(Given task) Gather all lines in the entries below that include the word "źródeł".

(Supplied material)
=======

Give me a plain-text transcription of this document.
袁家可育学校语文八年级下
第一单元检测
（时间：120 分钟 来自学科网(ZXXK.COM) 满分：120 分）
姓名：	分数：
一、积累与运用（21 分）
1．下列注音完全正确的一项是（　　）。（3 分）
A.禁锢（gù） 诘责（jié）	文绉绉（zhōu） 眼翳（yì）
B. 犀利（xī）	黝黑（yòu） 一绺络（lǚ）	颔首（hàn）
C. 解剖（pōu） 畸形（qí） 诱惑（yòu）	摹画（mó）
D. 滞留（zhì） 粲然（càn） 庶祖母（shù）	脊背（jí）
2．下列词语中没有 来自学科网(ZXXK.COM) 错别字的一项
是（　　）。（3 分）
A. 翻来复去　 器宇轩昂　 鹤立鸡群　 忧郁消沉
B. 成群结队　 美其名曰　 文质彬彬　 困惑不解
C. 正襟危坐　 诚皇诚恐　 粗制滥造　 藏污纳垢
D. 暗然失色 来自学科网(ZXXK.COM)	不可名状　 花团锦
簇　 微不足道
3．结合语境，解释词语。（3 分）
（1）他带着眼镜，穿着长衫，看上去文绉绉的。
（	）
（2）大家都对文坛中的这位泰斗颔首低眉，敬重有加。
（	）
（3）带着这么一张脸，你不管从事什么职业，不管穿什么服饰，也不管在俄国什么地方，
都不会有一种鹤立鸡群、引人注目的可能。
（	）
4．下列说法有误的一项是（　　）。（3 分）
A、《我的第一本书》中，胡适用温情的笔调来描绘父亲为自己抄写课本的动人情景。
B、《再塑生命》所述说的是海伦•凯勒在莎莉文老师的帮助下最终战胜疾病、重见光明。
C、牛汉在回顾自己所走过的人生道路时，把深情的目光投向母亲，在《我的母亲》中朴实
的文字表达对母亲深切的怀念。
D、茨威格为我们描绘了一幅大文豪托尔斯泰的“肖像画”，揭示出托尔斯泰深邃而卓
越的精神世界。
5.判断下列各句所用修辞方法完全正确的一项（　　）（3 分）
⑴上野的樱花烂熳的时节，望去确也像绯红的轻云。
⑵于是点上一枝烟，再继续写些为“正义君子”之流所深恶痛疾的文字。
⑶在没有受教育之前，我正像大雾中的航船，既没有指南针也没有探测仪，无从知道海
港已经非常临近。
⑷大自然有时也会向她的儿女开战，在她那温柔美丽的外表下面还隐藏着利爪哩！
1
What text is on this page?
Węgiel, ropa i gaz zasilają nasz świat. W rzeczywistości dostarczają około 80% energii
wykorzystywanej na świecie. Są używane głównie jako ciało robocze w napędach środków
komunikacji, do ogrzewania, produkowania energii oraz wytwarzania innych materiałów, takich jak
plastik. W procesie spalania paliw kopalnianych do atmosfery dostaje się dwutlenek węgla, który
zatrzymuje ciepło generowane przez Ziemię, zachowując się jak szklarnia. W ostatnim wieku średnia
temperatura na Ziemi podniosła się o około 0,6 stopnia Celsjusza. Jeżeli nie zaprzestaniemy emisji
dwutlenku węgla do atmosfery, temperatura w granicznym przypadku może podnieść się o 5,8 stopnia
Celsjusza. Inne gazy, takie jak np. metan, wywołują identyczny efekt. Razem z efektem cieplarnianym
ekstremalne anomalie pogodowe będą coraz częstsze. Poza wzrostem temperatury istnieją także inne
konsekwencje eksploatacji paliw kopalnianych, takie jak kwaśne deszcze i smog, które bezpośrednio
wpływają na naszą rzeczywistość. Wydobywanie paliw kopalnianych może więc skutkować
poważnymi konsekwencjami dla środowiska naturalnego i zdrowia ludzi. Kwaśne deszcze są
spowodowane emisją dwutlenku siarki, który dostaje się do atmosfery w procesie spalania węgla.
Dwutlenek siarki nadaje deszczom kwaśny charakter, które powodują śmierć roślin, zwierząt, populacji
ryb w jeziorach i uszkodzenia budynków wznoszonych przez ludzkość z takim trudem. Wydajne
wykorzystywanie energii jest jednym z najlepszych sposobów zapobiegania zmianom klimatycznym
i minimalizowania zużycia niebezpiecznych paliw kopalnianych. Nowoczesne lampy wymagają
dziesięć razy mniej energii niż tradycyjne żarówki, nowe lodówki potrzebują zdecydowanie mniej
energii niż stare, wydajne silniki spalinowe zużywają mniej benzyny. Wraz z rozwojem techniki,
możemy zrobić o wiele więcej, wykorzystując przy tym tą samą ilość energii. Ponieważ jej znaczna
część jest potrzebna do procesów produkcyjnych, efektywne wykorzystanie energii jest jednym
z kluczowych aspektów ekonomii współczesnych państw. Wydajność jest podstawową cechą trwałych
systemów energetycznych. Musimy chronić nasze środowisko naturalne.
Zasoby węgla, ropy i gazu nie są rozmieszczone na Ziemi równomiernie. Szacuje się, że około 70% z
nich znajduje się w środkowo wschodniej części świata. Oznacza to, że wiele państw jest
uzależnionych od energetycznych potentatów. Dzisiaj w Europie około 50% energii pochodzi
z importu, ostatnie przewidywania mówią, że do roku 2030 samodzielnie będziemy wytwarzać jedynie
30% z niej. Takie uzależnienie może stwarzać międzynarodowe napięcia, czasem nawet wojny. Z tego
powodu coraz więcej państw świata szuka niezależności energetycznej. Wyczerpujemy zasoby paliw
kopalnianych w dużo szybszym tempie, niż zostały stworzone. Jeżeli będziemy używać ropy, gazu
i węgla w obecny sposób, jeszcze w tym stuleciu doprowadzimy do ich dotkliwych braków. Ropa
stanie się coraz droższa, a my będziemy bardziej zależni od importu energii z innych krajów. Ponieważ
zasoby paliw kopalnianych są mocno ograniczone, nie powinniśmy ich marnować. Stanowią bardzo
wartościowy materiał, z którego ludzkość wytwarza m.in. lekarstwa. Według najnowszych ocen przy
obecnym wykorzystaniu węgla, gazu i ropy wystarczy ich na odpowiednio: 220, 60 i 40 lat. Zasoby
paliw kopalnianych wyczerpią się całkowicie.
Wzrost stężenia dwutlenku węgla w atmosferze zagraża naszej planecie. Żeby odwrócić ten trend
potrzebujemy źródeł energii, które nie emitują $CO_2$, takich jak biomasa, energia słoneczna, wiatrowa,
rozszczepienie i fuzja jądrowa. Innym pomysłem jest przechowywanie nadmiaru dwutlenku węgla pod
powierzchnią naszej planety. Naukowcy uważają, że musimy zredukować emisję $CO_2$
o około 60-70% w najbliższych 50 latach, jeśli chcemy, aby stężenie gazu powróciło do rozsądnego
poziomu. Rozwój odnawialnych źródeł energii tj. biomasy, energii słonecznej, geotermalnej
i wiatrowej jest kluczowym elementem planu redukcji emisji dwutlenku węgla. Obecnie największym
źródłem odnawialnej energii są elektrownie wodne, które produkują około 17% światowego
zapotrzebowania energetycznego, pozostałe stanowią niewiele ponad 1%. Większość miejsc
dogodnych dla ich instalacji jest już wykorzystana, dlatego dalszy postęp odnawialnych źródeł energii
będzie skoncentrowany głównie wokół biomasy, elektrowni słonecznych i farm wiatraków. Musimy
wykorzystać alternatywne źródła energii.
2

=======

(Full response)
potrzebujemy źródeł energii, które nie emitują $CO_2$, takich jak biomasa, energia słoneczna, wiatrowa,
poziomu. Rozwój odnawialnych źródeł energii tj. biomasy, energii słonecznej, geotermalnej
dogodnych dla ich instalacji jest już wykorzystana, dlatego dalszy postęp odnawialnych źródeł energii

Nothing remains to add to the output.